● **Problem**
Within the listing below, locate all lines containing the word "spisů". Copy each one.

______________________________

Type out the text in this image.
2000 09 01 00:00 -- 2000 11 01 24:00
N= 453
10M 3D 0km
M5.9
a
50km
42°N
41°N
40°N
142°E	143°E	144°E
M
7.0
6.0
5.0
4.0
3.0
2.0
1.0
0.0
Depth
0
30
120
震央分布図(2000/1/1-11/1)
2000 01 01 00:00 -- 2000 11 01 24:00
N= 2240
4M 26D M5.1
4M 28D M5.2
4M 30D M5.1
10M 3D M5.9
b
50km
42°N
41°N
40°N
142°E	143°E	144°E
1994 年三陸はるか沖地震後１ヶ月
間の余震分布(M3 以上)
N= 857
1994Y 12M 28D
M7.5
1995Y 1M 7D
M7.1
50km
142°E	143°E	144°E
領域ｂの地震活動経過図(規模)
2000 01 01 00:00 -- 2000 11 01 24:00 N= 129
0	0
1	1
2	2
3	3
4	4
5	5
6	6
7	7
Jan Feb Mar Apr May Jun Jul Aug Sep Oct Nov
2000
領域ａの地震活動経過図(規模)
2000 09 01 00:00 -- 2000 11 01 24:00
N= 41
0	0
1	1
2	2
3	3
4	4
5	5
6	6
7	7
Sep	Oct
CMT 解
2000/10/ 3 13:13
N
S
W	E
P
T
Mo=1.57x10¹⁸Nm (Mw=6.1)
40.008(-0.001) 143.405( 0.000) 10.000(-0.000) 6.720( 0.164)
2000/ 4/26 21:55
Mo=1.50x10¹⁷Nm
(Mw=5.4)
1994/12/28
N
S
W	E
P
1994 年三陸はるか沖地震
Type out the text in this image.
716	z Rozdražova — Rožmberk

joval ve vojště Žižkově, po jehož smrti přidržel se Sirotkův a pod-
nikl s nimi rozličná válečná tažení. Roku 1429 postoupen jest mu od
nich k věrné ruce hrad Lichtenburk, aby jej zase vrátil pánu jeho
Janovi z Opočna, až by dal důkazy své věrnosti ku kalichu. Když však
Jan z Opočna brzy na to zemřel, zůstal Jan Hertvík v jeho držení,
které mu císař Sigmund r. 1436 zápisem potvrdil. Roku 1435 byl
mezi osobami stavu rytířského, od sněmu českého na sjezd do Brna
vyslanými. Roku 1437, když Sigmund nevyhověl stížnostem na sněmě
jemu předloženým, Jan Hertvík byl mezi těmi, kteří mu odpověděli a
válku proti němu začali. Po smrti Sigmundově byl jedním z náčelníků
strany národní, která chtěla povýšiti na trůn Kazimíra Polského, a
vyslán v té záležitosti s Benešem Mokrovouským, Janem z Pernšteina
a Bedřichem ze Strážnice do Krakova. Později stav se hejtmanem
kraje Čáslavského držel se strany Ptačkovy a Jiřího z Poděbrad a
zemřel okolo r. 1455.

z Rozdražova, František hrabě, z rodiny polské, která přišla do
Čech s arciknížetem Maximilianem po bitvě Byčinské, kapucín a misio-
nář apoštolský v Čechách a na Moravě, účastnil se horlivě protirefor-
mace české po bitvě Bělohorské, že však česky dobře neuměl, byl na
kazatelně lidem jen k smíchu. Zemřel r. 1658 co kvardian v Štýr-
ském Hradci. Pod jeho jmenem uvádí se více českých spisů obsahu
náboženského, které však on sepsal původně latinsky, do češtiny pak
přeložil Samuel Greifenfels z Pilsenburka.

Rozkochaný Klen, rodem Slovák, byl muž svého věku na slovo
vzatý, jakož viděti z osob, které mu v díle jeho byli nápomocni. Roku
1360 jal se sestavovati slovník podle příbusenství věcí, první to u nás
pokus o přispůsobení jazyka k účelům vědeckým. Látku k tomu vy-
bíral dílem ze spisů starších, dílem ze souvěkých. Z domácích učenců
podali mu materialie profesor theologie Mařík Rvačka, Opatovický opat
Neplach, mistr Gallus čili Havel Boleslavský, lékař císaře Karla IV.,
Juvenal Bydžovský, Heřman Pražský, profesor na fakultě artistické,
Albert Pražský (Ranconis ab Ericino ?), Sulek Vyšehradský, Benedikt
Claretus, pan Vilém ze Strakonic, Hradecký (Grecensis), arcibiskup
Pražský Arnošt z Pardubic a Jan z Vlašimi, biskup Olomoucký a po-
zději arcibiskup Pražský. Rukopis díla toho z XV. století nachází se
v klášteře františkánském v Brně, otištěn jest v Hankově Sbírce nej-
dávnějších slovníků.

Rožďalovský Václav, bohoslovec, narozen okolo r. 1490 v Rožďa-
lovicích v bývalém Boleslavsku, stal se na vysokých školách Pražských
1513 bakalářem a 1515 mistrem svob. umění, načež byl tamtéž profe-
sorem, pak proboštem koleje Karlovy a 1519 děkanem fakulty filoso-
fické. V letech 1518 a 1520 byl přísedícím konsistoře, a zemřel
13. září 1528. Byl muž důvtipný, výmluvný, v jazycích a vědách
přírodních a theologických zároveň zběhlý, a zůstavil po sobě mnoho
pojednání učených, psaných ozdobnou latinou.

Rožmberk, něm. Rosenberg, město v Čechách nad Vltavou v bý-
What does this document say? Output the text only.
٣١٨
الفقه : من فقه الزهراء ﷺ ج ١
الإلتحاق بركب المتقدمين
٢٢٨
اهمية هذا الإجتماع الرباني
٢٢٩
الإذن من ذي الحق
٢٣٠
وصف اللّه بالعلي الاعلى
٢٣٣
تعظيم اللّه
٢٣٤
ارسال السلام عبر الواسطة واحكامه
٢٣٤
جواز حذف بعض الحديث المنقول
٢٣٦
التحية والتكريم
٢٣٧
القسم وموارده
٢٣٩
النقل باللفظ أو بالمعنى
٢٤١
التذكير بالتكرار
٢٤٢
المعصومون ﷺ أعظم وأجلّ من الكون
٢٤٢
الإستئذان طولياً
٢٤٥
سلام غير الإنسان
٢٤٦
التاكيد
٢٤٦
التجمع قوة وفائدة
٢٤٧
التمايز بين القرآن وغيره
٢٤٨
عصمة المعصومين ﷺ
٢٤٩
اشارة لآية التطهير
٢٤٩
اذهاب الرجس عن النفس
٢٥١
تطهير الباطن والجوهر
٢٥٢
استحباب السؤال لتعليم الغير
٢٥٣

______________________________

● **Final result**
ském Hradci. Pod jeho jmenem uvádí se více českých spisů obsahu
bíral dílem ze spisů starších, dílem ze souvěkých. Z domácích učenců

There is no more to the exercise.